What the task asks: Extract all lines that hold "this" from the records below.

Dataset listings of figures:
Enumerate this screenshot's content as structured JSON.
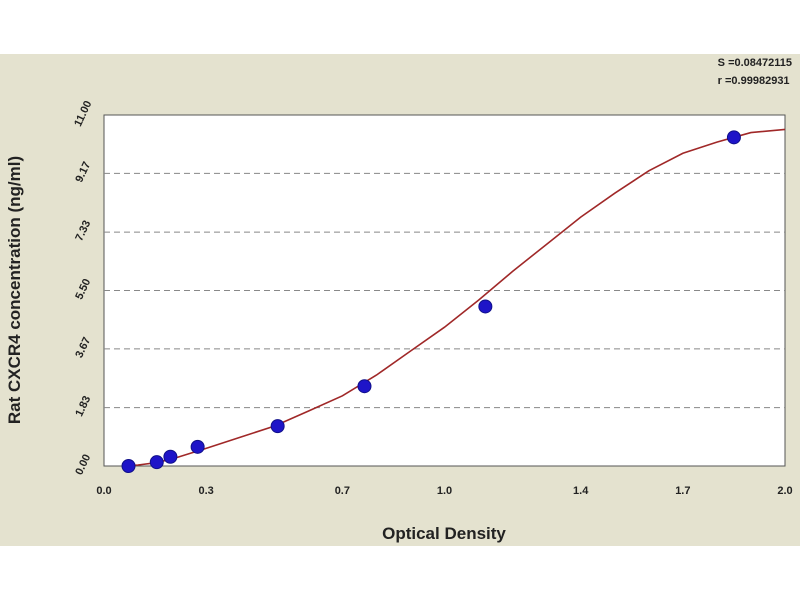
{
  "fit_stats": {
    "s": "S =0.08472115",
    "r": "r =0.99982931"
  },
  "chart_data": {
    "type": "scatter",
    "xlabel": "Optical Density",
    "ylabel": "Rat CXCR4 concentration (ng/ml)",
    "xlim": [
      0.0,
      2.0
    ],
    "ylim": [
      0.0,
      11.0
    ],
    "x_ticks": [
      0.0,
      0.3,
      0.7,
      1.0,
      1.4,
      1.7,
      2.0
    ],
    "x_tick_labels": [
      "0.0",
      "0.3",
      "0.7",
      "1.0",
      "1.4",
      "1.7",
      "2.0"
    ],
    "y_ticks": [
      0.0,
      1.83,
      3.67,
      5.5,
      7.33,
      9.17,
      11.0
    ],
    "y_tick_labels": [
      "0.00",
      "1.83",
      "3.67",
      "5.50",
      "7.33",
      "9.17",
      "11.00"
    ],
    "grid": "horizontal-dashed",
    "series": [
      {
        "kind": "points",
        "color": "#1e14c8",
        "x": [
          0.072,
          0.155,
          0.195,
          0.275,
          0.51,
          0.765,
          1.12,
          1.85
        ],
        "y": [
          0.0,
          0.12,
          0.29,
          0.6,
          1.25,
          2.5,
          5.0,
          10.3
        ]
      },
      {
        "kind": "fit-curve",
        "color": "#a02828",
        "x": [
          0.06,
          0.1,
          0.15,
          0.2,
          0.3,
          0.4,
          0.5,
          0.6,
          0.7,
          0.8,
          0.9,
          1.0,
          1.1,
          1.2,
          1.3,
          1.4,
          1.5,
          1.6,
          1.7,
          1.8,
          1.85,
          1.9,
          2.0
        ],
        "y": [
          0.0,
          0.03,
          0.1,
          0.22,
          0.55,
          0.9,
          1.25,
          1.72,
          2.2,
          2.85,
          3.6,
          4.35,
          5.2,
          6.1,
          6.95,
          7.8,
          8.55,
          9.25,
          9.8,
          10.15,
          10.3,
          10.45,
          10.55
        ]
      }
    ]
  },
  "colors": {
    "panel_bg": "#e4e2cf",
    "plot_bg": "#ffffff",
    "grid": "#888888",
    "points": "#1e14c8",
    "curve": "#a02828"
  }
}
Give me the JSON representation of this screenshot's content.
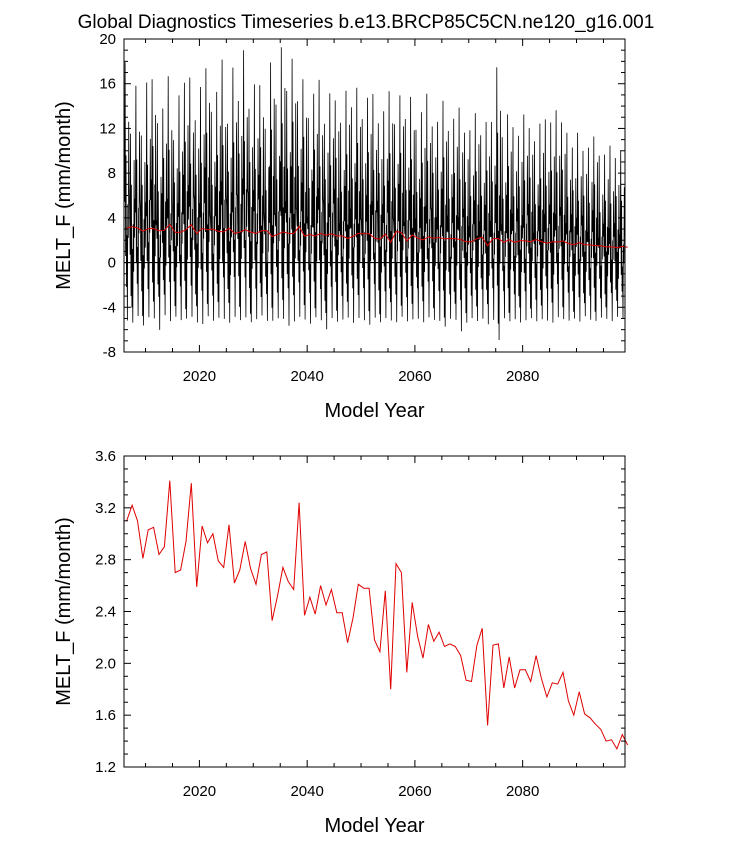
{
  "title": "Global Diagnostics Timeseries b.e13.BRCP85C5CN.ne120_g16.001",
  "colors": {
    "monthly": "#000000",
    "annual": "#e00000",
    "axis": "#000000",
    "background": "#ffffff"
  },
  "chart_data": [
    {
      "type": "line",
      "name": "monthly-timeseries",
      "xlabel": "Model Year",
      "ylabel": "MELT_F (mm/month)",
      "xlim": [
        2006,
        2099
      ],
      "ylim": [
        -8,
        20
      ],
      "xticks": [
        2020,
        2040,
        2060,
        2080
      ],
      "yticks": [
        -8,
        -4,
        0,
        4,
        8,
        12,
        16,
        20
      ],
      "ytick_labels": [
        "-8",
        "-4",
        "0",
        "4",
        "8",
        "12",
        "16",
        "20"
      ],
      "zero_line": 0,
      "series": [
        {
          "name": "monthly MELT_F",
          "color": "#000000",
          "description": "monthly values, strong seasonal cycle",
          "annual_peaks": [
            17.9,
            11.5,
            15.8,
            11.4,
            16.1,
            16.4,
            12.5,
            13.8,
            16.6,
            11.0,
            15.0,
            16.1,
            16.5,
            12.8,
            15.7,
            17.4,
            13.5,
            15.3,
            18.2,
            12.4,
            17.5,
            14.5,
            19.0,
            13.8,
            16.0,
            15.9,
            12.0,
            18.0,
            14.2,
            19.3,
            15.4,
            18.3,
            14.4,
            16.5,
            13.0,
            15.2,
            16.4,
            12.5,
            15.2,
            14.6,
            12.6,
            15.5,
            14.0,
            15.7,
            12.9,
            14.8,
            15.2,
            12.6,
            13.6,
            15.5,
            12.4,
            15.0,
            13.0,
            14.9,
            12.0,
            13.6,
            15.2,
            12.3,
            12.7,
            14.6,
            11.9,
            13.0,
            14.0,
            11.8,
            12.0,
            13.5,
            11.5,
            12.8,
            12.7,
            17.6,
            11.4,
            13.4,
            12.3,
            11.5,
            13.4,
            12.2,
            11.0,
            12.6,
            13.0,
            12.7,
            13.8,
            12.7,
            11.8,
            10.5,
            11.8,
            10.2,
            10.5,
            11.5,
            9.8,
            9.9,
            10.7,
            9.6,
            10.3
          ],
          "annual_troughs": [
            -5.2,
            -5.4,
            -4.8,
            -5.6,
            -4.9,
            -5.0,
            -6.0,
            -4.7,
            -5.3,
            -4.8,
            -5.1,
            -5.0,
            -4.9,
            -5.3,
            -5.5,
            -4.8,
            -5.2,
            -4.9,
            -5.0,
            -5.4,
            -4.8,
            -5.1,
            -4.9,
            -5.3,
            -5.0,
            -4.7,
            -5.2,
            -5.1,
            -4.9,
            -5.0,
            -5.6,
            -5.2,
            -4.9,
            -5.0,
            -5.4,
            -4.8,
            -5.1,
            -5.9,
            -4.9,
            -5.2,
            -5.0,
            -4.8,
            -5.3,
            -4.9,
            -5.1,
            -5.5,
            -4.8,
            -5.2,
            -4.9,
            -5.0,
            -5.3,
            -4.8,
            -5.1,
            -5.0,
            -4.9,
            -5.2,
            -4.8,
            -5.0,
            -5.1,
            -5.6,
            -4.9,
            -5.0,
            -6.0,
            -5.2,
            -4.8,
            -5.1,
            -4.9,
            -5.3,
            -5.0,
            -6.8,
            -4.8,
            -5.1,
            -4.9,
            -5.2,
            -5.0,
            -4.8,
            -5.1,
            -4.9,
            -5.0,
            -5.2,
            -4.7,
            -4.9,
            -5.0,
            -4.8,
            -5.1,
            -4.6,
            -4.9,
            -5.0,
            -4.7,
            -4.8,
            -5.0,
            -4.6,
            -4.8
          ]
        },
        {
          "name": "annual mean MELT_F",
          "color": "#e00000",
          "ref": "annual"
        }
      ]
    },
    {
      "type": "line",
      "name": "annual-mean",
      "xlabel": "Model Year",
      "ylabel": "MELT_F (mm/month)",
      "xlim": [
        2006,
        2099
      ],
      "ylim": [
        1.2,
        3.6
      ],
      "xticks": [
        2020,
        2040,
        2060,
        2080
      ],
      "yticks": [
        1.2,
        1.6,
        2.0,
        2.4,
        2.8,
        3.2,
        3.6
      ],
      "ytick_labels": [
        "1.2",
        "1.6",
        "2.0",
        "2.4",
        "2.8",
        "3.2",
        "3.6"
      ],
      "x": [
        2006,
        2007,
        2008,
        2009,
        2010,
        2011,
        2012,
        2013,
        2014,
        2015,
        2016,
        2017,
        2018,
        2019,
        2020,
        2021,
        2022,
        2023,
        2024,
        2025,
        2026,
        2027,
        2028,
        2029,
        2030,
        2031,
        2032,
        2033,
        2034,
        2035,
        2036,
        2037,
        2038,
        2039,
        2040,
        2041,
        2042,
        2043,
        2044,
        2045,
        2046,
        2047,
        2048,
        2049,
        2050,
        2051,
        2052,
        2053,
        2054,
        2055,
        2056,
        2057,
        2058,
        2059,
        2060,
        2061,
        2062,
        2063,
        2064,
        2065,
        2066,
        2067,
        2068,
        2069,
        2070,
        2071,
        2072,
        2073,
        2074,
        2075,
        2076,
        2077,
        2078,
        2079,
        2080,
        2081,
        2082,
        2083,
        2084,
        2085,
        2086,
        2087,
        2088,
        2089,
        2090,
        2091,
        2092,
        2093,
        2094,
        2095,
        2096,
        2097,
        2098,
        2099
      ],
      "series": [
        {
          "name": "annual mean MELT_F",
          "color": "#e00000",
          "values": [
            3.1,
            3.22,
            3.1,
            2.81,
            3.03,
            3.05,
            2.84,
            2.9,
            3.41,
            2.7,
            2.72,
            2.94,
            3.39,
            2.59,
            3.06,
            2.93,
            3.0,
            2.79,
            2.74,
            3.07,
            2.62,
            2.72,
            2.94,
            2.73,
            2.61,
            2.84,
            2.86,
            2.33,
            2.52,
            2.74,
            2.63,
            2.57,
            3.24,
            2.37,
            2.51,
            2.38,
            2.6,
            2.45,
            2.57,
            2.39,
            2.39,
            2.16,
            2.35,
            2.61,
            2.58,
            2.58,
            2.18,
            2.09,
            2.56,
            1.8,
            2.77,
            2.7,
            1.93,
            2.47,
            2.21,
            2.04,
            2.3,
            2.17,
            2.24,
            2.13,
            2.15,
            2.13,
            2.06,
            1.87,
            1.86,
            2.14,
            2.27,
            1.52,
            2.14,
            2.15,
            1.81,
            2.05,
            1.81,
            1.95,
            1.95,
            1.86,
            2.06,
            1.88,
            1.74,
            1.85,
            1.84,
            1.93,
            1.71,
            1.6,
            1.78,
            1.61,
            1.58,
            1.53,
            1.49,
            1.4,
            1.41,
            1.34,
            1.45,
            1.37
          ]
        }
      ]
    }
  ]
}
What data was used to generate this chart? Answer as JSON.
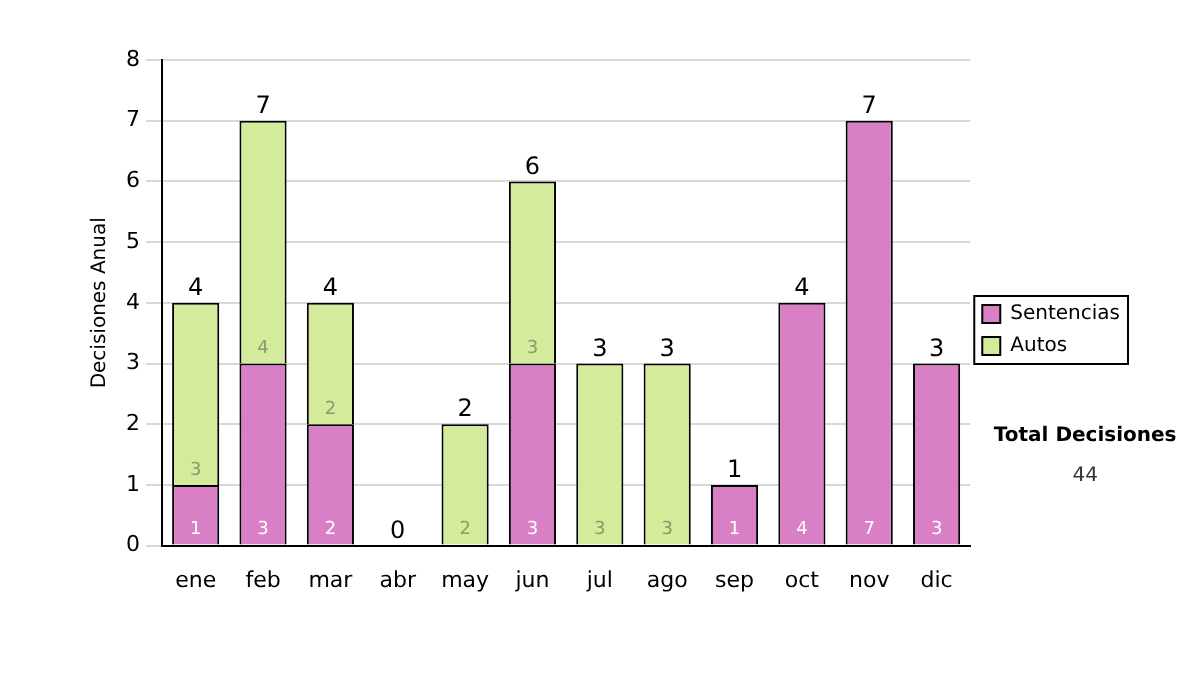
{
  "chart_data": {
    "type": "bar",
    "stacked": true,
    "ylabel": "Decisiones Anual",
    "categories": [
      "ene",
      "feb",
      "mar",
      "abr",
      "may",
      "jun",
      "jul",
      "ago",
      "sep",
      "oct",
      "nov",
      "dic"
    ],
    "series": [
      {
        "name": "Sentencias",
        "color": "#d97fc6",
        "values": [
          1,
          3,
          2,
          0,
          0,
          3,
          0,
          0,
          1,
          4,
          7,
          3
        ],
        "value_labels": [
          "1",
          "3",
          "2",
          null,
          null,
          "3",
          null,
          null,
          "1",
          "4",
          "7",
          "3"
        ]
      },
      {
        "name": "Autos",
        "color": "#d4eb9b",
        "values": [
          3,
          4,
          2,
          0,
          2,
          3,
          3,
          3,
          0,
          0,
          0,
          0
        ],
        "value_labels": [
          "3",
          "4",
          "2",
          null,
          "2",
          "3",
          "3",
          "3",
          null,
          null,
          null,
          null
        ]
      }
    ],
    "totals": [
      "4",
      "7",
      "4",
      "0",
      "2",
      "6",
      "3",
      "3",
      "1",
      "4",
      "7",
      "3"
    ],
    "ylim": [
      0,
      8
    ],
    "yticks": [
      0,
      1,
      2,
      3,
      4,
      5,
      6,
      7,
      8
    ],
    "grid": "y",
    "legend": "right",
    "annotations": [
      "Total Decisiones",
      "44"
    ]
  }
}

Reply:
Enumerate this screenshot's content as structured JSON.
Give me the JSON representation of this screenshot's content.
What data was used to generate this chart? Answer as JSON.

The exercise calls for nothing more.